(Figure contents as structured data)
------
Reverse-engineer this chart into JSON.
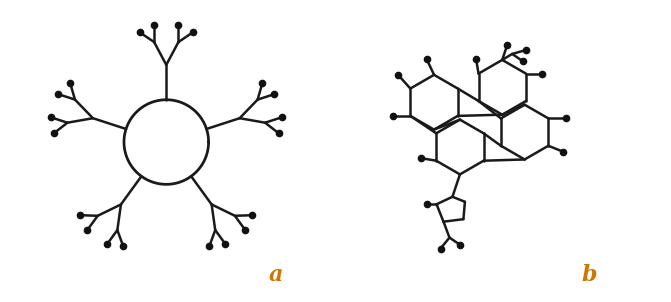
{
  "background_color": "#ffffff",
  "line_color": "#1a1a1a",
  "dot_color": "#111111",
  "line_width": 1.8,
  "dot_size": 4.5,
  "label_a": "a",
  "label_b": "b",
  "label_color": "#cc7700",
  "label_fontsize": 16,
  "fig_width": 6.71,
  "fig_height": 3.02
}
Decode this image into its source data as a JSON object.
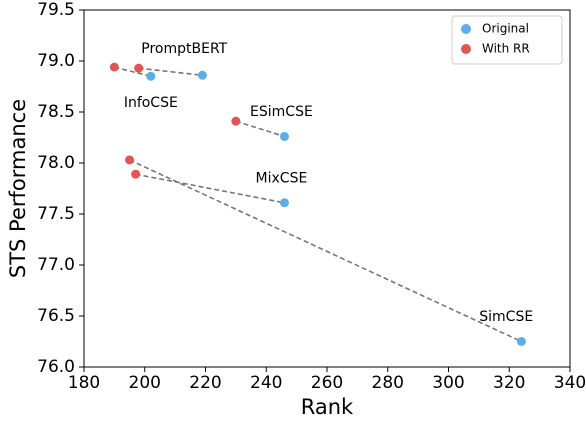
{
  "chart_data": {
    "type": "scatter",
    "xlabel": "Rank",
    "ylabel": "STS Performance",
    "xlim": [
      180,
      340
    ],
    "ylim": [
      76.0,
      79.5
    ],
    "xticks": [
      "180",
      "200",
      "220",
      "240",
      "260",
      "280",
      "300",
      "320",
      "340"
    ],
    "yticks": [
      "76.0",
      "76.5",
      "77.0",
      "77.5",
      "78.0",
      "78.5",
      "79.0",
      "79.5"
    ],
    "grid": false,
    "legend_position": "top-right",
    "series": [
      {
        "name": "Original",
        "color": "#5DADEC"
      },
      {
        "name": "With RR",
        "color": "#E05555"
      }
    ],
    "pairs": [
      {
        "model": "PromptBERT",
        "original": {
          "x": 219,
          "y": 78.86
        },
        "with_rr": {
          "x": 198,
          "y": 78.93
        }
      },
      {
        "model": "InfoCSE",
        "original": {
          "x": 202,
          "y": 78.85
        },
        "with_rr": {
          "x": 190,
          "y": 78.94
        }
      },
      {
        "model": "ESimCSE",
        "original": {
          "x": 246,
          "y": 78.26
        },
        "with_rr": {
          "x": 230,
          "y": 78.41
        }
      },
      {
        "model": "MixCSE",
        "original": {
          "x": 246,
          "y": 77.61
        },
        "with_rr": {
          "x": 197,
          "y": 77.89
        }
      },
      {
        "model": "SimCSE",
        "original": {
          "x": 324,
          "y": 76.25
        },
        "with_rr": {
          "x": 195,
          "y": 78.03
        }
      }
    ],
    "annotations": [
      {
        "text": "PromptBERT",
        "x": 213,
        "y": 79.12
      },
      {
        "text": "InfoCSE",
        "x": 202,
        "y": 78.59
      },
      {
        "text": "ESimCSE",
        "x": 245,
        "y": 78.5
      },
      {
        "text": "MixCSE",
        "x": 245,
        "y": 77.85
      },
      {
        "text": "SimCSE",
        "x": 319,
        "y": 76.49
      }
    ],
    "connector_style": "dashed",
    "connector_color": "#777777"
  }
}
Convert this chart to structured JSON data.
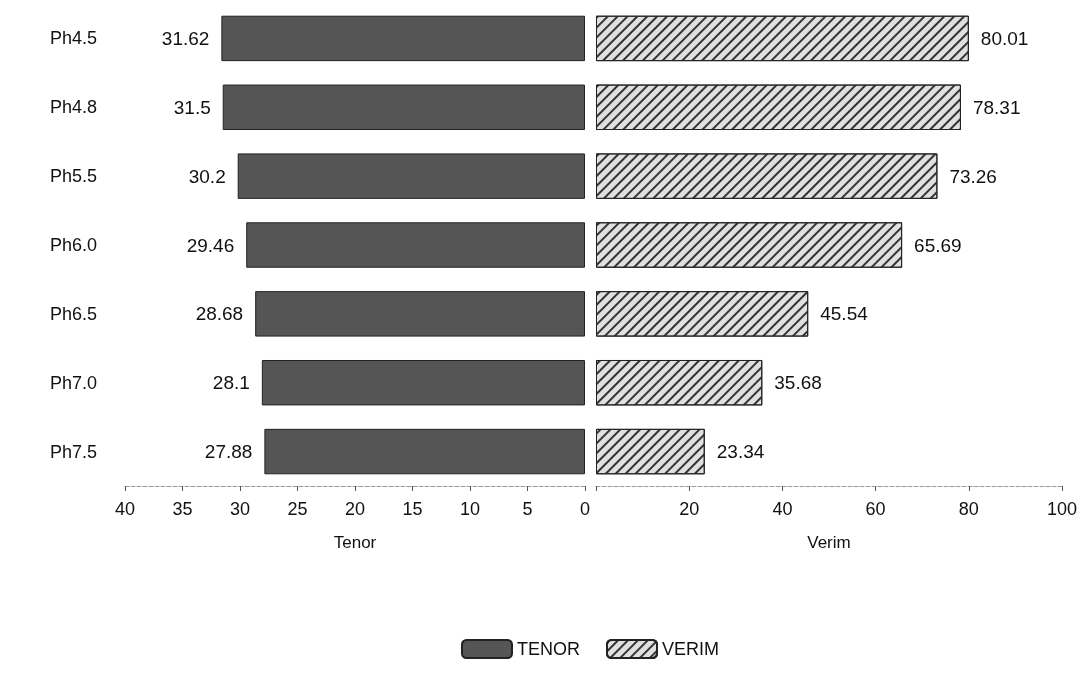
{
  "chart_data": [
    {
      "type": "bar",
      "orientation": "horizontal",
      "categories": [
        "Ph4.5",
        "Ph4.8",
        "Ph5.5",
        "Ph6.0",
        "Ph6.5",
        "Ph7.0",
        "Ph7.5"
      ],
      "xlabel": "Tenor",
      "xlim": [
        40,
        0
      ],
      "xticks": [
        40,
        35,
        30,
        25,
        20,
        15,
        10,
        5,
        0
      ],
      "series": [
        {
          "name": "TENOR",
          "color": "#555555",
          "values": [
            31.62,
            31.5,
            30.2,
            29.46,
            28.68,
            28.1,
            27.88
          ]
        }
      ],
      "data_labels": true,
      "legend": "bottom",
      "grid": false
    },
    {
      "type": "bar",
      "orientation": "horizontal",
      "categories": [
        null,
        null,
        null,
        null,
        null,
        null,
        null
      ],
      "xlabel": "Verim",
      "xlim": [
        0,
        100
      ],
      "xticks": [
        {
          "value": 0,
          "label": null
        },
        20,
        40,
        60,
        80,
        100
      ],
      "tick_labels": "x",
      "series": [
        {
          "name": "VERIM",
          "color": "#e0e0e0",
          "values": [
            80.01,
            78.31,
            73.26,
            65.69,
            45.54,
            35.68,
            23.34
          ]
        }
      ],
      "data_labels": true,
      "legend": "bottom",
      "grid": false
    }
  ]
}
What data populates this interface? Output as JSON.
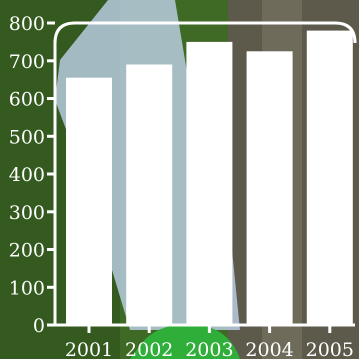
{
  "chart_data": {
    "type": "bar",
    "title": "",
    "xlabel": "",
    "ylabel": "",
    "categories": [
      "2001",
      "2002",
      "2003",
      "2004",
      "2005"
    ],
    "values": [
      655,
      690,
      750,
      725,
      780
    ],
    "ylim": [
      0,
      800
    ],
    "yticks": [
      "0",
      "100",
      "200",
      "300",
      "400",
      "500",
      "600",
      "700",
      "800"
    ],
    "grid": false,
    "legend": "none",
    "colors": {
      "bar": "#ffffff",
      "axis": "#ffffff",
      "text": "#ffffff",
      "grass": "#3f6a26",
      "grass_dark": "#2c4d1a",
      "bark": "#5d5a4c",
      "bark_light": "#7b7766",
      "fabric": "#b9cbe0",
      "accent_green": "#2fae3a"
    }
  }
}
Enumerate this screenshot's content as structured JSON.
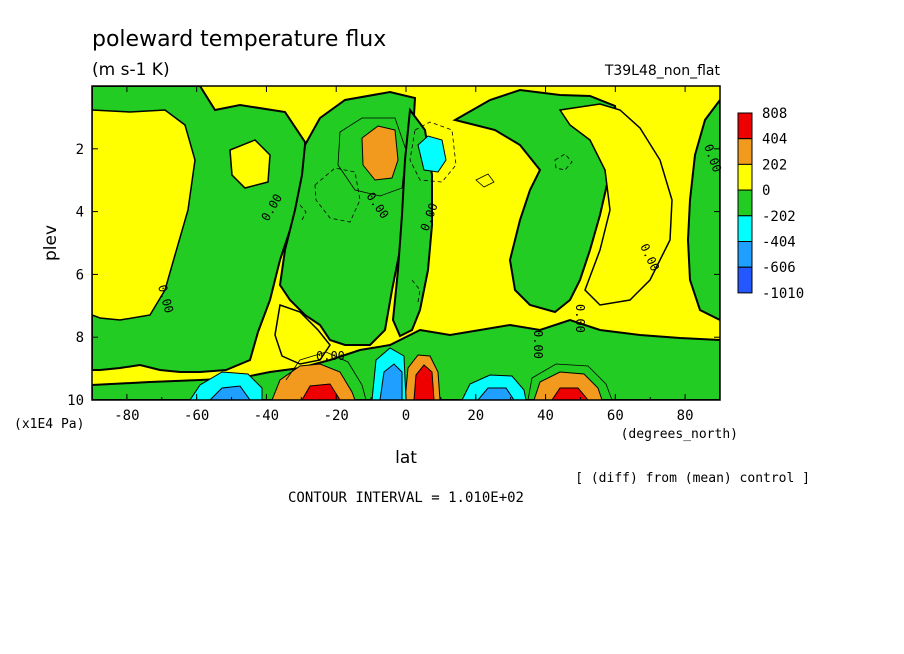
{
  "chart_data": {
    "type": "heatmap",
    "title": "poleward temperature flux",
    "units": "(m s-1 K)",
    "run_label": "T39L48_non_flat",
    "xlabel": "lat",
    "x_units": "(degrees_north)",
    "ylabel": "plev",
    "y_units": "(x1E4 Pa)",
    "xlim": [
      -90,
      90
    ],
    "ylim": [
      0,
      10
    ],
    "y_inverted": true,
    "x_ticks": [
      "-80",
      "-60",
      "-40",
      "-20",
      "0",
      "20",
      "40",
      "60",
      "80"
    ],
    "y_ticks": [
      "2",
      "4",
      "6",
      "8",
      "10"
    ],
    "contour_interval_text": "CONTOUR INTERVAL = 1.010E+02",
    "footnote": "[ (diff) from (mean) control ]",
    "contour_label": "0.00",
    "colorbar": {
      "labels": [
        "808",
        "404",
        "202",
        "0",
        "-202",
        "-404",
        "-606",
        "-1010"
      ],
      "colors": [
        "#ee0000",
        "#f29a1d",
        "#ffff00",
        "#22cc22",
        "#00ffff",
        "#1f9fff",
        "#2357ff"
      ]
    },
    "features": [
      {
        "lat": 5,
        "plev": 9.5,
        "value": 808
      },
      {
        "lat": -25,
        "plev": 9.5,
        "value": 404
      },
      {
        "lat": 44,
        "plev": 9.5,
        "value": 404
      },
      {
        "lat": -8,
        "plev": 2.1,
        "value": 202
      },
      {
        "lat": -44,
        "plev": 9.6,
        "value": -404
      },
      {
        "lat": 26,
        "plev": 9.6,
        "value": -404
      },
      {
        "lat": -4,
        "plev": 9.3,
        "value": -606
      },
      {
        "lat": 7,
        "plev": 2.3,
        "value": -404
      }
    ]
  }
}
------
Write the lines above out again exactly, without any of their pictures.

Task response:
Reverse-engineer this chart into JSON.
{
  "background_color": "#ffffff",
  "line_color": "#1a1a1a",
  "dot_color": "#111111",
  "line_width": 1.8,
  "dot_size": 4.5,
  "label_a": "a",
  "label_b": "b",
  "label_color": "#cc7700",
  "label_fontsize": 16,
  "fig_width": 6.71,
  "fig_height": 3.02
}
Decode this image into its source data as a JSON object.
{
  "chart_data": {
    "type": "scatter",
    "xlabel": "Rank",
    "ylabel": "STS Performance",
    "xlim": [
      180,
      340
    ],
    "ylim": [
      76.0,
      79.5
    ],
    "xticks": [
      "180",
      "200",
      "220",
      "240",
      "260",
      "280",
      "300",
      "320",
      "340"
    ],
    "yticks": [
      "76.0",
      "76.5",
      "77.0",
      "77.5",
      "78.0",
      "78.5",
      "79.0",
      "79.5"
    ],
    "grid": false,
    "legend_position": "top-right",
    "series": [
      {
        "name": "Original",
        "color": "#5DADEC"
      },
      {
        "name": "With RR",
        "color": "#E05555"
      }
    ],
    "pairs": [
      {
        "model": "PromptBERT",
        "original": {
          "x": 219,
          "y": 78.86
        },
        "with_rr": {
          "x": 198,
          "y": 78.93
        }
      },
      {
        "model": "InfoCSE",
        "original": {
          "x": 202,
          "y": 78.85
        },
        "with_rr": {
          "x": 190,
          "y": 78.94
        }
      },
      {
        "model": "ESimCSE",
        "original": {
          "x": 246,
          "y": 78.26
        },
        "with_rr": {
          "x": 230,
          "y": 78.41
        }
      },
      {
        "model": "MixCSE",
        "original": {
          "x": 246,
          "y": 77.61
        },
        "with_rr": {
          "x": 197,
          "y": 77.89
        }
      },
      {
        "model": "SimCSE",
        "original": {
          "x": 324,
          "y": 76.25
        },
        "with_rr": {
          "x": 195,
          "y": 78.03
        }
      }
    ],
    "annotations": [
      {
        "text": "PromptBERT",
        "x": 213,
        "y": 79.12
      },
      {
        "text": "InfoCSE",
        "x": 202,
        "y": 78.59
      },
      {
        "text": "ESimCSE",
        "x": 245,
        "y": 78.5
      },
      {
        "text": "MixCSE",
        "x": 245,
        "y": 77.85
      },
      {
        "text": "SimCSE",
        "x": 319,
        "y": 76.49
      }
    ],
    "connector_style": "dashed",
    "connector_color": "#777777"
  }
}
Convert this chart to structured JSON data.
{
  "chart_data": [
    {
      "type": "bar",
      "orientation": "horizontal",
      "categories": [
        "Ph4.5",
        "Ph4.8",
        "Ph5.5",
        "Ph6.0",
        "Ph6.5",
        "Ph7.0",
        "Ph7.5"
      ],
      "xlabel": "Tenor",
      "xlim": [
        40,
        0
      ],
      "xticks": [
        40,
        35,
        30,
        25,
        20,
        15,
        10,
        5,
        0
      ],
      "series": [
        {
          "name": "TENOR",
          "color": "#555555",
          "values": [
            31.62,
            31.5,
            30.2,
            29.46,
            28.68,
            28.1,
            27.88
          ]
        }
      ],
      "data_labels": true,
      "legend": "bottom",
      "grid": false
    },
    {
      "type": "bar",
      "orientation": "horizontal",
      "categories": [
        null,
        null,
        null,
        null,
        null,
        null,
        null
      ],
      "xlabel": "Verim",
      "xlim": [
        0,
        100
      ],
      "xticks": [
        {
          "value": 0,
          "label": null
        },
        20,
        40,
        60,
        80,
        100
      ],
      "tick_labels": "x",
      "series": [
        {
          "name": "VERIM",
          "color": "#e0e0e0",
          "values": [
            80.01,
            78.31,
            73.26,
            65.69,
            45.54,
            35.68,
            23.34
          ]
        }
      ],
      "data_labels": true,
      "legend": "bottom",
      "grid": false
    }
  ]
}
What data populates this interface? Output as JSON.
{
  "chart_data": {
    "type": "bar",
    "title": "",
    "xlabel": "",
    "ylabel": "",
    "categories": [
      "2001",
      "2002",
      "2003",
      "2004",
      "2005"
    ],
    "values": [
      655,
      690,
      750,
      725,
      780
    ],
    "ylim": [
      0,
      800
    ],
    "yticks": [
      "0",
      "100",
      "200",
      "300",
      "400",
      "500",
      "600",
      "700",
      "800"
    ],
    "grid": false,
    "legend": "none",
    "colors": {
      "bar": "#ffffff",
      "axis": "#ffffff",
      "text": "#ffffff",
      "grass": "#3f6a26",
      "grass_dark": "#2c4d1a",
      "bark": "#5d5a4c",
      "bark_light": "#7b7766",
      "fabric": "#b9cbe0",
      "accent_green": "#2fae3a"
    }
  }
}
Enumerate this screenshot's content as structured JSON.
{
  "chart_data": {
    "type": "heatmap",
    "title": "poleward temperature flux",
    "units": "(m s-1 K)",
    "run_label": "T39L48_non_flat",
    "xlabel": "lat",
    "x_units": "(degrees_north)",
    "ylabel": "plev",
    "y_units": "(x1E4 Pa)",
    "xlim": [
      -90,
      90
    ],
    "ylim": [
      0,
      10
    ],
    "y_inverted": true,
    "x_ticks": [
      "-80",
      "-60",
      "-40",
      "-20",
      "0",
      "20",
      "40",
      "60",
      "80"
    ],
    "y_ticks": [
      "2",
      "4",
      "6",
      "8",
      "10"
    ],
    "contour_interval_text": "CONTOUR INTERVAL = 1.010E+02",
    "footnote": "[ (diff) from (mean) control ]",
    "contour_label": "0.00",
    "colorbar": {
      "labels": [
        "808",
        "404",
        "202",
        "0",
        "-202",
        "-404",
        "-606",
        "-1010"
      ],
      "colors": [
        "#ee0000",
        "#f29a1d",
        "#ffff00",
        "#22cc22",
        "#00ffff",
        "#1f9fff",
        "#2357ff"
      ]
    },
    "features": [
      {
        "lat": 5,
        "plev": 9.5,
        "value": 808
      },
      {
        "lat": -25,
        "plev": 9.5,
        "value": 404
      },
      {
        "lat": 44,
        "plev": 9.5,
        "value": 404
      },
      {
        "lat": -8,
        "plev": 2.1,
        "value": 202
      },
      {
        "lat": -44,
        "plev": 9.6,
        "value": -404
      },
      {
        "lat": 26,
        "plev": 9.6,
        "value": -404
      },
      {
        "lat": -4,
        "plev": 9.3,
        "value": -606
      },
      {
        "lat": 7,
        "plev": 2.3,
        "value": -404
      }
    ]
  }
}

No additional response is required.